Spot every line with the word "فقـــد" and return it.

(Records from a data collection)
--- --- ---
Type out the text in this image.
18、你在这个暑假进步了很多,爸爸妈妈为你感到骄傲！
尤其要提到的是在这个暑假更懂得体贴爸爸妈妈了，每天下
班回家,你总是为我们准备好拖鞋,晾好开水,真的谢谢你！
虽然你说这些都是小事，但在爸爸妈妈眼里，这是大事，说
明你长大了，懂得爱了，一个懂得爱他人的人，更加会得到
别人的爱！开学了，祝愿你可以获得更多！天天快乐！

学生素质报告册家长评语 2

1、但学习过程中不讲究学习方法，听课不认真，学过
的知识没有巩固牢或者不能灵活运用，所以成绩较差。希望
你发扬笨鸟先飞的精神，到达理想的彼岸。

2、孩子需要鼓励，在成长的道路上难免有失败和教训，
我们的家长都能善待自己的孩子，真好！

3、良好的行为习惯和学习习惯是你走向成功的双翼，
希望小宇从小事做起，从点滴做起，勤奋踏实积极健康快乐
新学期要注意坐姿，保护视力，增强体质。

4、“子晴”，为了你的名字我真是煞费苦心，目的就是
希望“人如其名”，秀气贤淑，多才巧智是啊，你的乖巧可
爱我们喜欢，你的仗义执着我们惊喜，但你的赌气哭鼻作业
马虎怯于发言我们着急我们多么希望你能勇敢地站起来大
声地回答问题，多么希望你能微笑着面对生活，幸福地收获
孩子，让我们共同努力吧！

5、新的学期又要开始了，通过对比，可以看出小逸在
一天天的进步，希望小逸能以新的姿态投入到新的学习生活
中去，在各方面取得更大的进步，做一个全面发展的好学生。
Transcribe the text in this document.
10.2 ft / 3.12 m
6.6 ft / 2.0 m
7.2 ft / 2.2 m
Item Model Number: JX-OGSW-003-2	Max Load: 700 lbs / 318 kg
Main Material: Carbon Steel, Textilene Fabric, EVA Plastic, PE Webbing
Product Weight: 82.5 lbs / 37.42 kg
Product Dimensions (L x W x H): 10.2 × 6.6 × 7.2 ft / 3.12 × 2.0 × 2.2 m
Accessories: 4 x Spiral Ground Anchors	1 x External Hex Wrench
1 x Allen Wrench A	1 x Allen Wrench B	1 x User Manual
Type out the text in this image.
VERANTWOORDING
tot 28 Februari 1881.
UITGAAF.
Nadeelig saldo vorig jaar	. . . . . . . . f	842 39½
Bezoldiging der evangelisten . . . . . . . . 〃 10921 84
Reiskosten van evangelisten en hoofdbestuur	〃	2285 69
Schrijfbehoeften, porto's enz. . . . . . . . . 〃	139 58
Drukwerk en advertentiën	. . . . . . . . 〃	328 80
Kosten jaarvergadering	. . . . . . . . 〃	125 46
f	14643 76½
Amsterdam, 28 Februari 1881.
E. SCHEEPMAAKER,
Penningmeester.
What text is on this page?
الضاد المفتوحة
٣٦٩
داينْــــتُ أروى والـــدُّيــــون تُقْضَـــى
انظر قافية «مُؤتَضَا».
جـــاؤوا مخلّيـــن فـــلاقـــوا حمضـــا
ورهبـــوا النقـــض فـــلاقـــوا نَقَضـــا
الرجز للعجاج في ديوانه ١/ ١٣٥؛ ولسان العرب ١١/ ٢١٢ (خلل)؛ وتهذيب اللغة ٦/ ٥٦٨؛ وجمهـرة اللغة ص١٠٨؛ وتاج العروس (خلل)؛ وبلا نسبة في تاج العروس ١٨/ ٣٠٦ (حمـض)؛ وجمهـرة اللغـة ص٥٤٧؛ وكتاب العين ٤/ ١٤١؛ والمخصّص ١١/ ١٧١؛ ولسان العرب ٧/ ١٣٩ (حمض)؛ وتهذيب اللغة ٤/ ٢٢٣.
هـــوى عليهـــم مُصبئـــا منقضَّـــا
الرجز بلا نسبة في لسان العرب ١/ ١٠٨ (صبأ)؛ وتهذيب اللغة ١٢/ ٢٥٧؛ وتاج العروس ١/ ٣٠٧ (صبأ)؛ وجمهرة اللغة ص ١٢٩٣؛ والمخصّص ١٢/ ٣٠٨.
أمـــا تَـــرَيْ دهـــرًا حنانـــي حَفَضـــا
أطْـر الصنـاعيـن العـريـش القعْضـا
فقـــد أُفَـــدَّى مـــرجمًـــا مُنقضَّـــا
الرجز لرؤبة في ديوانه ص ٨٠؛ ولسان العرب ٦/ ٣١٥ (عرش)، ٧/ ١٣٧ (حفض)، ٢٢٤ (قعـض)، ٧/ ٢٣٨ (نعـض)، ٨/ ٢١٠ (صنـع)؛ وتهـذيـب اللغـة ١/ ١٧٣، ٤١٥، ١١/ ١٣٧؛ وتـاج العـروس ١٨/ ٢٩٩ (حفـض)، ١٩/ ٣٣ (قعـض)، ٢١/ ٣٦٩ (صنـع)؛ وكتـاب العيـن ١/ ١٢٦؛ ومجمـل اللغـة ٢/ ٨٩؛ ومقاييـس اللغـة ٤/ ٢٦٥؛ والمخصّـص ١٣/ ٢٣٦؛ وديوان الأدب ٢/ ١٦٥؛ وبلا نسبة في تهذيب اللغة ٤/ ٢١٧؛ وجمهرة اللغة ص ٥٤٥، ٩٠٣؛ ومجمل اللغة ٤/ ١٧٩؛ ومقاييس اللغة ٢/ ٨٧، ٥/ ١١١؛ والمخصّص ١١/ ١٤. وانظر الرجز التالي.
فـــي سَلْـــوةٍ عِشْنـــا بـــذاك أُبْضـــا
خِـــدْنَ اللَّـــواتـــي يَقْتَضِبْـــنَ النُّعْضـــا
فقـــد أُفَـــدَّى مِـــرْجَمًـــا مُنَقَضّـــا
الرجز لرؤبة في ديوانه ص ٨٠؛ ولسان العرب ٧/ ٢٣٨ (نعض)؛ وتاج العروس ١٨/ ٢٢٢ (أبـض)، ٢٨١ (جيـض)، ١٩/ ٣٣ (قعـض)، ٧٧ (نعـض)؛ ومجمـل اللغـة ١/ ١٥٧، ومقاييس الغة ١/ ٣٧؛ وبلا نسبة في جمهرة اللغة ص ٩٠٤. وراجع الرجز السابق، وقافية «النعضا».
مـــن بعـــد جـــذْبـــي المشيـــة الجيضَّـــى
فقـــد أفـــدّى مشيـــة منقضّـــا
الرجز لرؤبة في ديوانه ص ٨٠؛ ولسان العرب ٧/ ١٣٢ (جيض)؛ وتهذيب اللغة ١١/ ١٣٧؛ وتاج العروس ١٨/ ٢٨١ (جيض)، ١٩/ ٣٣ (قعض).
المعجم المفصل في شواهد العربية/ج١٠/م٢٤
--- --- ---
### OUTPUT FOR THIS EXERCISE:
فقـــد أُفَـــدَّى مـــرجمًـــا مُنقضَّـــا
فقـــد أُفَـــدَّى مِـــرْجَمًـــا مُنَقَضّـــا
فقـــد أفـــدّى مشيـــة منقضّـــا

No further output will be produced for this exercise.